Supplied text:
☆ ☆ ☆ ☆ ☆ ☆ ☆

Anti-glomerular basement membrane (GBM) nephritis is a rare, life-threatening autoimmune disease characterized by rapidly progressive glomerulonephritis (RPGN) with or without diffuse alveolar hemorrhage (DAH). The disease mechanism involves intrinsic anti-GBM antibodies attacking autoantigens expressed on the basement membranes of glomerulus, resulting in crescent formation.1 The standard treatment regimen for anti-GBM nephritis comprises plasmapheresis, along with corticosteroids and cyclophosphamide (CTX).2 Therapeutic plasma exchange (TPE) is a pivotal method for the rapid elimination of autoimmune antibodies and immune complexes (ICs) from the circulation. Several large cohort studies enrolling Chinese, American, and Japanese patients have shown that TPE markedly improved the prognoses of patients with anti-GBM nephritis.3, 4, 5

However, TPE has notable drawbacks because it indiscriminately removes beneficial plasma components and consumes a large volume of plasma or albumin (ALB).6 Double-filtration plasmapheresis (DFPP) has emerged as an alternative strategy for managing anti-GBM nephritis. As a semi-selective modality of plasmapheresis, DFPP uses an additional membrane to selectively filter high-molecular-weight plasma components, sparing low-molecular-weight constituents such as ALB and coagulation factors. In recent decades, DFPP has gained acceptance in regions with scarce plasma supplies, being applied in the treatment of multisystem disorders, such as myasthenia gravis, systemic lupus erythematosus, familial hypercholesterolemia, and thrombotic thrombocytopenic purpura.7 However, there is limited research on the application of DFPP in anti-GBM nephritis,8 and the comparative safety and efficacy of TPE versus DFPP remain uncertain. Hence, we conducted a retrospective cohort study to clarify the similarities and differences between the two modalities of plasmapheresis, thereby providing evidence for the clinical application of DFPP in anti-GBM nephritis.

☆ ☆ ☆ ☆ ☆ ☆ ☆

Data shown:
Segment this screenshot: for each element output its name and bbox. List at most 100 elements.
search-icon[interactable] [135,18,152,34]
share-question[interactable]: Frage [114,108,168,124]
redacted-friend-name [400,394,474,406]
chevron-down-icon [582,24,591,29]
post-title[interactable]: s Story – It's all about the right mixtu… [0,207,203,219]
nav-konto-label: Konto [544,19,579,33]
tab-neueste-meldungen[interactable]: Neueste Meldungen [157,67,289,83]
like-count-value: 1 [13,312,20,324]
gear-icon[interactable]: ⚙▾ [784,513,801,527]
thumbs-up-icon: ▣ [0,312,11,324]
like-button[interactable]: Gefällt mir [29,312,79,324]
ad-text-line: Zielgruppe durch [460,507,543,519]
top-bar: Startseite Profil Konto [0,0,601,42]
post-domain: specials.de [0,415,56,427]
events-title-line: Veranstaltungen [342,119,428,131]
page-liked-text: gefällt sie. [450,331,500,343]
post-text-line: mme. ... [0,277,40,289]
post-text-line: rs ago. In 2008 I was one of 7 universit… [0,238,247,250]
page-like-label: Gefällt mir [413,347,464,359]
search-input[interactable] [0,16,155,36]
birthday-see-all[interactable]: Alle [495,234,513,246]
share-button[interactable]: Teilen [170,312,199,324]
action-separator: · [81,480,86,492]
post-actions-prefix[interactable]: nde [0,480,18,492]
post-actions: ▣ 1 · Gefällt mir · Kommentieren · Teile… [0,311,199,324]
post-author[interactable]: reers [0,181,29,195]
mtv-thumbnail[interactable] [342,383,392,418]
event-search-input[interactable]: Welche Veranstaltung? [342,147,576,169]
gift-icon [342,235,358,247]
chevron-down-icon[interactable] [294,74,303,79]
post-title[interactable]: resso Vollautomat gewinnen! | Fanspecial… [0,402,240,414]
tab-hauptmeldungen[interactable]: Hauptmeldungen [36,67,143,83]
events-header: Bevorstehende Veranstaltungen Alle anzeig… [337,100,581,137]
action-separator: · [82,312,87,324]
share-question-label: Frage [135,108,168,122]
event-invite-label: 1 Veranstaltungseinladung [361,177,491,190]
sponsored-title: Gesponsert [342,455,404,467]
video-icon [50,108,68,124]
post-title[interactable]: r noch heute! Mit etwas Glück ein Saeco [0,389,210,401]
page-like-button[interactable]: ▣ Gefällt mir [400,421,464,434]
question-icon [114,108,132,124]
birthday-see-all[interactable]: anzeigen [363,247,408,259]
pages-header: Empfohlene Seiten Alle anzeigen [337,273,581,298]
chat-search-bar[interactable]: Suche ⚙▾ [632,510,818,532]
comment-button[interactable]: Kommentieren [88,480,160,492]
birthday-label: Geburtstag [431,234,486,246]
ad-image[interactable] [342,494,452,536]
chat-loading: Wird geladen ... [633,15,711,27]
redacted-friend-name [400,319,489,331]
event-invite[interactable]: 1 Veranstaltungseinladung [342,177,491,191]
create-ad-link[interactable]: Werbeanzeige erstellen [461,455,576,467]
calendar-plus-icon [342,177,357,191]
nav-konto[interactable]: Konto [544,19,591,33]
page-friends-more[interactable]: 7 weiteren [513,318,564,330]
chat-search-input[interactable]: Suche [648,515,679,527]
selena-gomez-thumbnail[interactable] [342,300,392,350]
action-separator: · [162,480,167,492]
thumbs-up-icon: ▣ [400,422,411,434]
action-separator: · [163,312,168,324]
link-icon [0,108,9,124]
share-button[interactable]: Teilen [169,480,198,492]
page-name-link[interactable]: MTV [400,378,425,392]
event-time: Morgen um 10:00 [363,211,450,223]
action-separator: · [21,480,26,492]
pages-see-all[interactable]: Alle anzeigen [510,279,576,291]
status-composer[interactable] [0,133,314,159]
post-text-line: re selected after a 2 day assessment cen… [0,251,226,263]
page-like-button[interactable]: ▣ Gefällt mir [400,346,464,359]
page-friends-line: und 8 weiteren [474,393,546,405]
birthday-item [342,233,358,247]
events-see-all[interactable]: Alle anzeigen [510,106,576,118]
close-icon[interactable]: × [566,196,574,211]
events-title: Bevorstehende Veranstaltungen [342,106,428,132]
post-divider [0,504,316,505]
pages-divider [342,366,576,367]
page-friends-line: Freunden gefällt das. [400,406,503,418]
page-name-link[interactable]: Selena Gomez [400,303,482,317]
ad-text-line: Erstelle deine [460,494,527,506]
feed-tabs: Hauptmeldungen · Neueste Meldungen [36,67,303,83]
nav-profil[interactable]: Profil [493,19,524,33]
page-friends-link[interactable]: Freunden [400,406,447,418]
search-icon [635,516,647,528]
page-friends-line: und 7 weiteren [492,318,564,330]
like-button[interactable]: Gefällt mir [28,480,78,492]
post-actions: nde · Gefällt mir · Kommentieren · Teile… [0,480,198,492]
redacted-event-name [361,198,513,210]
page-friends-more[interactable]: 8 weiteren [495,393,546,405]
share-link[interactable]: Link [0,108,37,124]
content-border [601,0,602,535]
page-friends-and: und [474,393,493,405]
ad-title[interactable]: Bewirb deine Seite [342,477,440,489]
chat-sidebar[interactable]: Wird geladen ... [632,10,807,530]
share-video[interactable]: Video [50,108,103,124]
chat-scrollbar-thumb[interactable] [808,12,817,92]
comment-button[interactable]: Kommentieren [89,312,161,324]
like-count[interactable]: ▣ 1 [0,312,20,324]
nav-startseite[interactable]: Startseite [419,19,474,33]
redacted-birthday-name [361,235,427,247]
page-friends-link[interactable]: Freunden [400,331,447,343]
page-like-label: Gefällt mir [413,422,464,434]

☆ ☆ ☆ ☆ ☆ ☆ ☆

What you will do: Reproduce the full text above on plasmapheresis for anti-GBM nephritis word for word, keeping its two paragraphs.

Expected answer:
Anti-glomerular basement membrane (GBM) nephritis is a rare, life-threatening autoimmune disease characterized by rapidly progressive glomerulonephritis (RPGN) with or without diffuse alveolar hemorrhage (DAH). The disease mechanism involves intrinsic anti-GBM antibodies attacking autoantigens expressed on the basement membranes of glomerulus, resulting in crescent formation.1 The standard treatment regimen for anti-GBM nephritis comprises plasmapheresis, along with corticosteroids and cyclophosphamide (CTX).2 Therapeutic plasma exchange (TPE) is a pivotal method for the rapid elimination of autoimmune antibodies and immune complexes (ICs) from the circulation. Several large cohort studies enrolling Chinese, American, and Japanese patients have shown that TPE markedly improved the prognoses of patients with anti-GBM nephritis.3, 4, 5

However, TPE has notable drawbacks because it indiscriminately removes beneficial plasma components and consumes a large volume of plasma or albumin (ALB).6 Double-filtration plasmapheresis (DFPP) has emerged as an alternative strategy for managing anti-GBM nephritis. As a semi-selective modality of plasmapheresis, DFPP uses an additional membrane to selectively filter high-molecular-weight plasma components, sparing low-molecular-weight constituents such as ALB and coagulation factors. In recent decades, DFPP has gained acceptance in regions with scarce plasma supplies, being applied in the treatment of multisystem disorders, such as myasthenia gravis, systemic lupus erythematosus, familial hypercholesterolemia, and thrombotic thrombocytopenic purpura.7 However, there is limited research on the application of DFPP in anti-GBM nephritis,8 and the comparative safety and efficacy of TPE versus DFPP remain uncertain. Hence, we conducted a retrospective cohort study to clarify the similarities and differences between the two modalities of plasmapheresis, thereby providing evidence for the clinical application of DFPP in anti-GBM nephritis.